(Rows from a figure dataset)
----------------------------------------

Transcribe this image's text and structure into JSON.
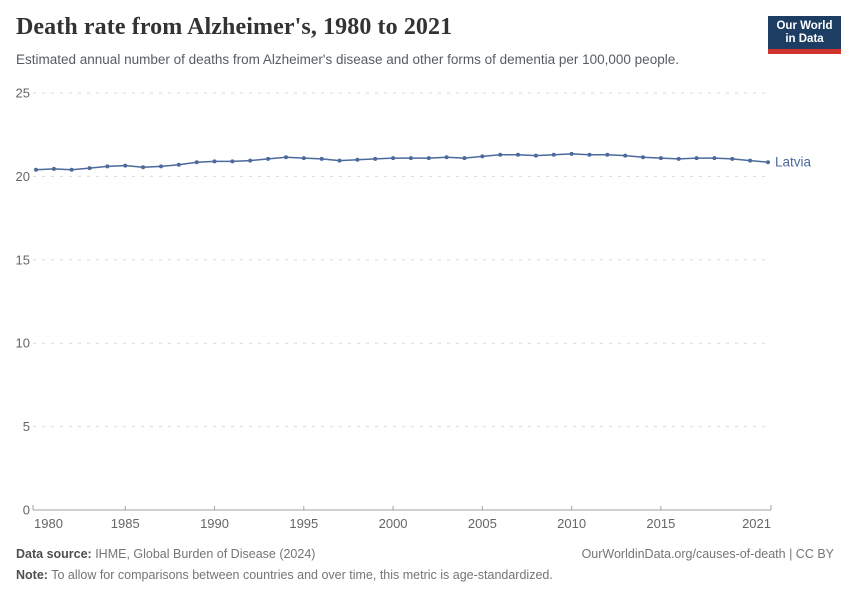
{
  "header": {
    "title": "Death rate from Alzheimer's, 1980 to 2021",
    "subtitle": "Estimated annual number of deaths from Alzheimer's disease and other forms of dementia per 100,000 people.",
    "logo": {
      "line1": "Our World",
      "line2": "in Data"
    }
  },
  "chart_data": {
    "type": "line",
    "title": "Death rate from Alzheimer's, 1980 to 2021",
    "xlabel": "",
    "ylabel": "",
    "xlim": [
      1980,
      2021
    ],
    "ylim": [
      0,
      25
    ],
    "y_ticks": [
      0,
      5,
      10,
      15,
      20,
      25
    ],
    "x_ticks": [
      1980,
      1985,
      1990,
      1995,
      2000,
      2005,
      2010,
      2015,
      2021
    ],
    "grid": "horizontal-dashed",
    "legend_position": "end-of-line-label",
    "x": [
      1980,
      1981,
      1982,
      1983,
      1984,
      1985,
      1986,
      1987,
      1988,
      1989,
      1990,
      1991,
      1992,
      1993,
      1994,
      1995,
      1996,
      1997,
      1998,
      1999,
      2000,
      2001,
      2002,
      2003,
      2004,
      2005,
      2006,
      2007,
      2008,
      2009,
      2010,
      2011,
      2012,
      2013,
      2014,
      2015,
      2016,
      2017,
      2018,
      2019,
      2020,
      2021
    ],
    "series": [
      {
        "name": "Latvia",
        "color": "#4C6A9C",
        "values": [
          20.4,
          20.45,
          20.4,
          20.5,
          20.6,
          20.65,
          20.55,
          20.6,
          20.7,
          20.85,
          20.9,
          20.9,
          20.95,
          21.05,
          21.15,
          21.1,
          21.05,
          20.95,
          21.0,
          21.05,
          21.1,
          21.1,
          21.1,
          21.15,
          21.1,
          21.2,
          21.3,
          21.3,
          21.25,
          21.3,
          21.35,
          21.3,
          21.3,
          21.25,
          21.15,
          21.1,
          21.05,
          21.1,
          21.1,
          21.05,
          20.95,
          20.85
        ]
      }
    ]
  },
  "colors": {
    "line": "#4C6A9C",
    "grid": "#dadada",
    "axis": "#a1a1a1",
    "tick_label": "#666666",
    "logo_bg": "#1d3d63",
    "logo_red": "#d0342c"
  },
  "footer": {
    "datasource_label": "Data source:",
    "datasource_text": " IHME, Global Burden of Disease (2024)",
    "link_text": "OurWorldinData.org/causes-of-death | CC BY",
    "note_label": "Note:",
    "note_text": " To allow for comparisons between countries and over time, this metric is age-standardized."
  }
}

----------------------------------------

## The task
Drop the images and repeat the data exactly.

## Written response
Transcribe this image's text and structure into JSON.
{
  "header": {
    "title": "Death rate from Alzheimer's, 1980 to 2021",
    "subtitle": "Estimated annual number of deaths from Alzheimer's disease and other forms of dementia per 100,000 people.",
    "logo": {
      "line1": "Our World",
      "line2": "in Data"
    }
  },
  "chart_data": {
    "type": "line",
    "title": "Death rate from Alzheimer's, 1980 to 2021",
    "xlabel": "",
    "ylabel": "",
    "xlim": [
      1980,
      2021
    ],
    "ylim": [
      0,
      25
    ],
    "y_ticks": [
      0,
      5,
      10,
      15,
      20,
      25
    ],
    "x_ticks": [
      1980,
      1985,
      1990,
      1995,
      2000,
      2005,
      2010,
      2015,
      2021
    ],
    "grid": "horizontal-dashed",
    "legend_position": "end-of-line-label",
    "x": [
      1980,
      1981,
      1982,
      1983,
      1984,
      1985,
      1986,
      1987,
      1988,
      1989,
      1990,
      1991,
      1992,
      1993,
      1994,
      1995,
      1996,
      1997,
      1998,
      1999,
      2000,
      2001,
      2002,
      2003,
      2004,
      2005,
      2006,
      2007,
      2008,
      2009,
      2010,
      2011,
      2012,
      2013,
      2014,
      2015,
      2016,
      2017,
      2018,
      2019,
      2020,
      2021
    ],
    "series": [
      {
        "name": "Latvia",
        "color": "#4C6A9C",
        "values": [
          20.4,
          20.45,
          20.4,
          20.5,
          20.6,
          20.65,
          20.55,
          20.6,
          20.7,
          20.85,
          20.9,
          20.9,
          20.95,
          21.05,
          21.15,
          21.1,
          21.05,
          20.95,
          21.0,
          21.05,
          21.1,
          21.1,
          21.1,
          21.15,
          21.1,
          21.2,
          21.3,
          21.3,
          21.25,
          21.3,
          21.35,
          21.3,
          21.3,
          21.25,
          21.15,
          21.1,
          21.05,
          21.1,
          21.1,
          21.05,
          20.95,
          20.85
        ]
      }
    ]
  },
  "colors": {
    "line": "#4C6A9C",
    "grid": "#dadada",
    "axis": "#a1a1a1",
    "tick_label": "#666666",
    "logo_bg": "#1d3d63",
    "logo_red": "#d0342c"
  },
  "footer": {
    "datasource_label": "Data source:",
    "datasource_text": " IHME, Global Burden of Disease (2024)",
    "link_text": "OurWorldinData.org/causes-of-death | CC BY",
    "note_label": "Note:",
    "note_text": " To allow for comparisons between countries and over time, this metric is age-standardized."
  }
}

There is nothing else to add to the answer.